Provided records —
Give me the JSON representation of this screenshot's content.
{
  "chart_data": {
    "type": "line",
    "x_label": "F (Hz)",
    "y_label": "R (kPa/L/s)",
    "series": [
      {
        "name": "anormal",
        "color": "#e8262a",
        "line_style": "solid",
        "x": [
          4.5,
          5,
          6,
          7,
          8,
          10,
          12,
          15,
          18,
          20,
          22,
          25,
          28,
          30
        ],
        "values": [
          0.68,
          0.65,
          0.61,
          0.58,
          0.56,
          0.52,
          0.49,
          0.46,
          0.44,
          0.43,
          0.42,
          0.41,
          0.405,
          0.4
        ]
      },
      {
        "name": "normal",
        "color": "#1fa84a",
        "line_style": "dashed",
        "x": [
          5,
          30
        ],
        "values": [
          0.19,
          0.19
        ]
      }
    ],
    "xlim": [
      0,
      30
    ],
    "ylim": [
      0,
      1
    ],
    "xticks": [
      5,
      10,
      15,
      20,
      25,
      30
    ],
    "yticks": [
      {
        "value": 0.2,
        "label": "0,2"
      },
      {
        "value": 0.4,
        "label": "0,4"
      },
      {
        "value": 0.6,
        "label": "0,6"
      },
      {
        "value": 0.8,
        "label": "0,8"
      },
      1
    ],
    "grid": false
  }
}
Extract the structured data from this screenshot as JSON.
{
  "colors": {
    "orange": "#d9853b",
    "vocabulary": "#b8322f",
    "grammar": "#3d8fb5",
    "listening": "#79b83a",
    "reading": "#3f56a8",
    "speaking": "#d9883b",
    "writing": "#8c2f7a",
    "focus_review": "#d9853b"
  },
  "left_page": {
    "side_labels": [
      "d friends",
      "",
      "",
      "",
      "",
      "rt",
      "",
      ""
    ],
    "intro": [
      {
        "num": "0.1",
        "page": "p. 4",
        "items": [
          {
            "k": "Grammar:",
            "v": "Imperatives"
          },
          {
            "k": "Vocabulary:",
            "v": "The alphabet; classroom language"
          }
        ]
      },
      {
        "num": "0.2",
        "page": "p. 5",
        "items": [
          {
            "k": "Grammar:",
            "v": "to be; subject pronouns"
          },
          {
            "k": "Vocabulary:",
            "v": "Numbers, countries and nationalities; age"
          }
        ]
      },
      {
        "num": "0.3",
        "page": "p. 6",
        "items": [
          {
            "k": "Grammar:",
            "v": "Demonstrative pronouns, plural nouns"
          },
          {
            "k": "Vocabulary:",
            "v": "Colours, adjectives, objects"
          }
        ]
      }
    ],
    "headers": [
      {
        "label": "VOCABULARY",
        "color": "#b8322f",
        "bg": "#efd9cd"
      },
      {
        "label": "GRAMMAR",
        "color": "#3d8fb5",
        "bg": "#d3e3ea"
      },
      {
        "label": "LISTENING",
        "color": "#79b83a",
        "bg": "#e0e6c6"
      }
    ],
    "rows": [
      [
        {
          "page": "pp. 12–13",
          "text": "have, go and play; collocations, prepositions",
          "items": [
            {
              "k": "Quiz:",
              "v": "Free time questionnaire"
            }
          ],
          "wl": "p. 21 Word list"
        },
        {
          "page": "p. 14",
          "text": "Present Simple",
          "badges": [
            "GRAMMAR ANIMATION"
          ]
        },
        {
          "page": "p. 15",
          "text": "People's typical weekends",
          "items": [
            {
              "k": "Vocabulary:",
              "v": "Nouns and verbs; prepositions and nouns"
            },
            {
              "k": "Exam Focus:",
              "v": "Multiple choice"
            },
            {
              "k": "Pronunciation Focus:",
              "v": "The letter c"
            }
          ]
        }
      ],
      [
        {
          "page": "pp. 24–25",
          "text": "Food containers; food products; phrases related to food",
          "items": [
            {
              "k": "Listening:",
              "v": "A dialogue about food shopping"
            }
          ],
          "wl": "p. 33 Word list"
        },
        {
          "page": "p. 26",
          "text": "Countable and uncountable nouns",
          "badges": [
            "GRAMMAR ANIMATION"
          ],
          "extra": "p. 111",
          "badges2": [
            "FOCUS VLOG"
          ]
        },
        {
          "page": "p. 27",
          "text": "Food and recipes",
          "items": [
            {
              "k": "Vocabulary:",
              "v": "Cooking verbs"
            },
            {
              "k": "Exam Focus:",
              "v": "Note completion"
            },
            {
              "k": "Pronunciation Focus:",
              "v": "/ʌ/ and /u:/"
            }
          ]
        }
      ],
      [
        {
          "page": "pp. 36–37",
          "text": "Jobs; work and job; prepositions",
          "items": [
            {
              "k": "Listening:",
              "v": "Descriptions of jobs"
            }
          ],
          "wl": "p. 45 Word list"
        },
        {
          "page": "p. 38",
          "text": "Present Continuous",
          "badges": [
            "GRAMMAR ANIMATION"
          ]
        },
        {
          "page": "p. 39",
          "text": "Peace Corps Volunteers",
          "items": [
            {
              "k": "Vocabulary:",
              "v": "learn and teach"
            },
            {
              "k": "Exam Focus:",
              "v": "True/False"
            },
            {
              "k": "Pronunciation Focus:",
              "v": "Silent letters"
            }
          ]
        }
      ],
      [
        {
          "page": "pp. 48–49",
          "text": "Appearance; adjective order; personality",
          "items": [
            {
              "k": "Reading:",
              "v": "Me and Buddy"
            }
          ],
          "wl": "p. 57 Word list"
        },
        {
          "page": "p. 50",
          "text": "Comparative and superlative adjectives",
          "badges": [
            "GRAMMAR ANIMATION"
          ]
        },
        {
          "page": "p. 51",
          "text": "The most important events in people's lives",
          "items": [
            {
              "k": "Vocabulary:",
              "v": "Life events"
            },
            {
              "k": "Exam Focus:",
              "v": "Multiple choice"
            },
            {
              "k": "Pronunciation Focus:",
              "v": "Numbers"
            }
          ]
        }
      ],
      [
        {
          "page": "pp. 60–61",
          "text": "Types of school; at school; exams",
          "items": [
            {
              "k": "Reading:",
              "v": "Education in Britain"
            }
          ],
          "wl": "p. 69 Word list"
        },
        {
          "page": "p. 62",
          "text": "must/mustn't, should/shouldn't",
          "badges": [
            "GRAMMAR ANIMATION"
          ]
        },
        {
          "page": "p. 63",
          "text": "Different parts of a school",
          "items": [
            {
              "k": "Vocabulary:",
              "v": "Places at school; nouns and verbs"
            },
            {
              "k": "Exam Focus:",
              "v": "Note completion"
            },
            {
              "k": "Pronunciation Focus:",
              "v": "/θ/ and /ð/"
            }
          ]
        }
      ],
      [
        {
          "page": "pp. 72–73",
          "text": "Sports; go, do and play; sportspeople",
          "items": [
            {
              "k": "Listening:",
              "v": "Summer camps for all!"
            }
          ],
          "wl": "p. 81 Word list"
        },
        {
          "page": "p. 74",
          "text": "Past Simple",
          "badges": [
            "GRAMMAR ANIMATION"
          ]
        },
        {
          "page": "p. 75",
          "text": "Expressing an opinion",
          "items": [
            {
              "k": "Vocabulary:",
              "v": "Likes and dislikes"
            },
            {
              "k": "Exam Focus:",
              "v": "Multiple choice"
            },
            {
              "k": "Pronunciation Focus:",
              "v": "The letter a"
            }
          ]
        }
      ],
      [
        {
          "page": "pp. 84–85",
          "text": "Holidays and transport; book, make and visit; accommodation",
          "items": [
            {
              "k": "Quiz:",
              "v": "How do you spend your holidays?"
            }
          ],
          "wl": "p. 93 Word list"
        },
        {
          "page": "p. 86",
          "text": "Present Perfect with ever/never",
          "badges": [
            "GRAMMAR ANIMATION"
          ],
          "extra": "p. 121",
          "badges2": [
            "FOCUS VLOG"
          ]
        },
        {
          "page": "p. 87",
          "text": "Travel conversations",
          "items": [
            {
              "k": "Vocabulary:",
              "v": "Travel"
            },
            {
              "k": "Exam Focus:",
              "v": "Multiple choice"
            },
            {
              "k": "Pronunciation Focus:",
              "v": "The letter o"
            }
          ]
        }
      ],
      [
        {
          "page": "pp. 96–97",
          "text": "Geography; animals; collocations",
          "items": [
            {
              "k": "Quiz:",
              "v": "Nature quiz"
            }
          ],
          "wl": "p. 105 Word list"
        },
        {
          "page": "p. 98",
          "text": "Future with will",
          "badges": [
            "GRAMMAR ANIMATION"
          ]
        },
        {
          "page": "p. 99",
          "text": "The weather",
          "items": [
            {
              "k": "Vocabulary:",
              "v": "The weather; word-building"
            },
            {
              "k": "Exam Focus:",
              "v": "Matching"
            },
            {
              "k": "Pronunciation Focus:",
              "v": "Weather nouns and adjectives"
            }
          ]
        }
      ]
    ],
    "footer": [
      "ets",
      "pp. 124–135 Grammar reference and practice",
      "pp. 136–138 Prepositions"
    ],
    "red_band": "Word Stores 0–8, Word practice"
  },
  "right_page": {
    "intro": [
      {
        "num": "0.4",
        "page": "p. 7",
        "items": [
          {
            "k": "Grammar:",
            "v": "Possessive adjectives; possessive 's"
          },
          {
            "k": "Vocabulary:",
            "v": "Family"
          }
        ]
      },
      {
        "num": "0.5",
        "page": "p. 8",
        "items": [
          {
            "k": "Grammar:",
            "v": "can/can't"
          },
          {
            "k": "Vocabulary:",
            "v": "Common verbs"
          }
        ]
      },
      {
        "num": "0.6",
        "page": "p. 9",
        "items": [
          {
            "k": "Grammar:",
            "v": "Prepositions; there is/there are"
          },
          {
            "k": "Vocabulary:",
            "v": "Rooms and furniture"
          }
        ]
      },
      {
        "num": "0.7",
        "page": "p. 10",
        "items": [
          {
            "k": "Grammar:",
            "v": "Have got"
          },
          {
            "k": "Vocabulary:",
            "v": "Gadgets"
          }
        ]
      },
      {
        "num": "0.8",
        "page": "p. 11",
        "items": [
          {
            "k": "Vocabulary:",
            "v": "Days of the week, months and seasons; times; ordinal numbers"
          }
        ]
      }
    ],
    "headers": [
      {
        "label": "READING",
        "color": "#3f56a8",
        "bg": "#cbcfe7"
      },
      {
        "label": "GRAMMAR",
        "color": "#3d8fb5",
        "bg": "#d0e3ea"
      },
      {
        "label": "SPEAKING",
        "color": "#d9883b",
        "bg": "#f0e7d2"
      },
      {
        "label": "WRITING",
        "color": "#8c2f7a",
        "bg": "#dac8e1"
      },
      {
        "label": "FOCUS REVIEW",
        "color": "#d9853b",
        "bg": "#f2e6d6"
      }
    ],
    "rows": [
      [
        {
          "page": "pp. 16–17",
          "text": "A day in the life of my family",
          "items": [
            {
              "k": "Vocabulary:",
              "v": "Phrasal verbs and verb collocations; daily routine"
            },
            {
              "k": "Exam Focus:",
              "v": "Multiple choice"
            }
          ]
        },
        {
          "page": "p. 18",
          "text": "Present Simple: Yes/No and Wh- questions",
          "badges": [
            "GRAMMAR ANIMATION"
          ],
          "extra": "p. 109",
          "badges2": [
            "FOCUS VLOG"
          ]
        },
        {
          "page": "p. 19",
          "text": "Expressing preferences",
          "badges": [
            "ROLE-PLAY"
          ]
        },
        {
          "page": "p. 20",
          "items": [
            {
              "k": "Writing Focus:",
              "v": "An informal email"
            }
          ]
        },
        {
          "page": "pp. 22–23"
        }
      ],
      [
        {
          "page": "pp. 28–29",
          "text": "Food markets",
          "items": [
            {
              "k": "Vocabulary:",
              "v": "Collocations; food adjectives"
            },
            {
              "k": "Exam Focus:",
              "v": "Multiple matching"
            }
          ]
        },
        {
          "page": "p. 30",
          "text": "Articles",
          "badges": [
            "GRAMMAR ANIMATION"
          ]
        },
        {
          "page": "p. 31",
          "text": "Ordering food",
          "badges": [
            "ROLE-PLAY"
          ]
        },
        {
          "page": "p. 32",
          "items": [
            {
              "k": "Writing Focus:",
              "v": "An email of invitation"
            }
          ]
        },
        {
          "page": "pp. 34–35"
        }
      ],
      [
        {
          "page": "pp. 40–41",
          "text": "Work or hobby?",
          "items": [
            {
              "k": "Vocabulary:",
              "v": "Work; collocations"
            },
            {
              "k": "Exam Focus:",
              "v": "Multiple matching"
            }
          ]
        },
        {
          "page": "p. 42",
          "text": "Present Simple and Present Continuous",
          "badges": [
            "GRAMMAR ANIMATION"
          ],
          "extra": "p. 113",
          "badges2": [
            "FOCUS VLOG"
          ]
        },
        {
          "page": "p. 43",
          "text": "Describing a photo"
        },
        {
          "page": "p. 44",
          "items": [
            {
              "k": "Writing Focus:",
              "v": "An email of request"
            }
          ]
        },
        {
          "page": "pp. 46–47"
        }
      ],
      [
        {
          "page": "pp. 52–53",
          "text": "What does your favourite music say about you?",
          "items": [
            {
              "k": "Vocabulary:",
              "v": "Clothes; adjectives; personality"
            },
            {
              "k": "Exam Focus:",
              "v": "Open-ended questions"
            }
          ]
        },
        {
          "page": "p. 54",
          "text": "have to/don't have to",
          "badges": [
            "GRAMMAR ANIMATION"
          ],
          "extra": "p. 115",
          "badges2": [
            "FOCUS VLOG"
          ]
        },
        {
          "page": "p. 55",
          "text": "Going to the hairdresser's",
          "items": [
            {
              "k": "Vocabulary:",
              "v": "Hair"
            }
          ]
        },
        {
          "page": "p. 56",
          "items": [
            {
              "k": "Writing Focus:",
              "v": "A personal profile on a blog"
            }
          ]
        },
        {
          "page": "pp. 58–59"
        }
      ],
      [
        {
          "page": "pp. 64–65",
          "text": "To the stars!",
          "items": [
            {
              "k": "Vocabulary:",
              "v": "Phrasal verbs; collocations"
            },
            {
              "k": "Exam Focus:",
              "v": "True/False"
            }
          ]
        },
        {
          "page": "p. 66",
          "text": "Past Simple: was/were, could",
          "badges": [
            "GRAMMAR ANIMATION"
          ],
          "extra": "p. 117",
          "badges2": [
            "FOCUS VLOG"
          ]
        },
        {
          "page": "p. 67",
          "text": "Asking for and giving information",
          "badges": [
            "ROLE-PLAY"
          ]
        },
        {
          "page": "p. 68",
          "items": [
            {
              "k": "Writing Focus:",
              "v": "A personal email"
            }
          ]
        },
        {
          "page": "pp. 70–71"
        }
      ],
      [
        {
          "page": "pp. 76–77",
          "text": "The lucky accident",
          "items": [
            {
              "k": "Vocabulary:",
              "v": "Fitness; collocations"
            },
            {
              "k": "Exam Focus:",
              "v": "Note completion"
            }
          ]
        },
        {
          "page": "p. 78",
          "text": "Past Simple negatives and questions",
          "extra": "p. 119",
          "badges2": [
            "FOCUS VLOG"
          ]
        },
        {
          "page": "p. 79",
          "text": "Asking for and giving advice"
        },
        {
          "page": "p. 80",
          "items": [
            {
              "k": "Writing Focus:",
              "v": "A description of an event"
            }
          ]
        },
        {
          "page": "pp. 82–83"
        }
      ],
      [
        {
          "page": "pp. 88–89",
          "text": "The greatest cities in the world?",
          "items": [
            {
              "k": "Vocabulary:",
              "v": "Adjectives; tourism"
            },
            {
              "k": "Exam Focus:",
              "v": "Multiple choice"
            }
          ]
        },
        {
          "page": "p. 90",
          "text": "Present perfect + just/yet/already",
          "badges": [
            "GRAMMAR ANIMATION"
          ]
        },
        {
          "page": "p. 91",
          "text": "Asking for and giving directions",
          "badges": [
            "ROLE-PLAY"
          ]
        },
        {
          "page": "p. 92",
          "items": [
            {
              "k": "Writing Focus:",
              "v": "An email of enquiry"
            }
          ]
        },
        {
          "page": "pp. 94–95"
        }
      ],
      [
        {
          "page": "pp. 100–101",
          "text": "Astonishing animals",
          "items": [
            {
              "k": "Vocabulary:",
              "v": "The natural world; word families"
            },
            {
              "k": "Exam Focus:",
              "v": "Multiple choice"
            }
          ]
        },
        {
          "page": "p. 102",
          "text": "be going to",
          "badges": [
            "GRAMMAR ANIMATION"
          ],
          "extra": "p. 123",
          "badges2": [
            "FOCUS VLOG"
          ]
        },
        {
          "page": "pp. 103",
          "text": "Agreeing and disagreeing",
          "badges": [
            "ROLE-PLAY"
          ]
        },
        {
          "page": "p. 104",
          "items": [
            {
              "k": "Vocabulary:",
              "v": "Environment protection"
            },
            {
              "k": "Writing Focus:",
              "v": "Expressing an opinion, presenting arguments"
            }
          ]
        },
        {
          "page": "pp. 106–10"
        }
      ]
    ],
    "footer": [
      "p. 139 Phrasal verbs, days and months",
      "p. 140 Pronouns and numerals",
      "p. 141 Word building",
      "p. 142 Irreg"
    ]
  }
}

Given request —
In the lines above, find each one with "opinion" and list it.

Finished exercise —
          "text": "Expressing an opinion",
              "v": "Expressing an opinion, presenting arguments"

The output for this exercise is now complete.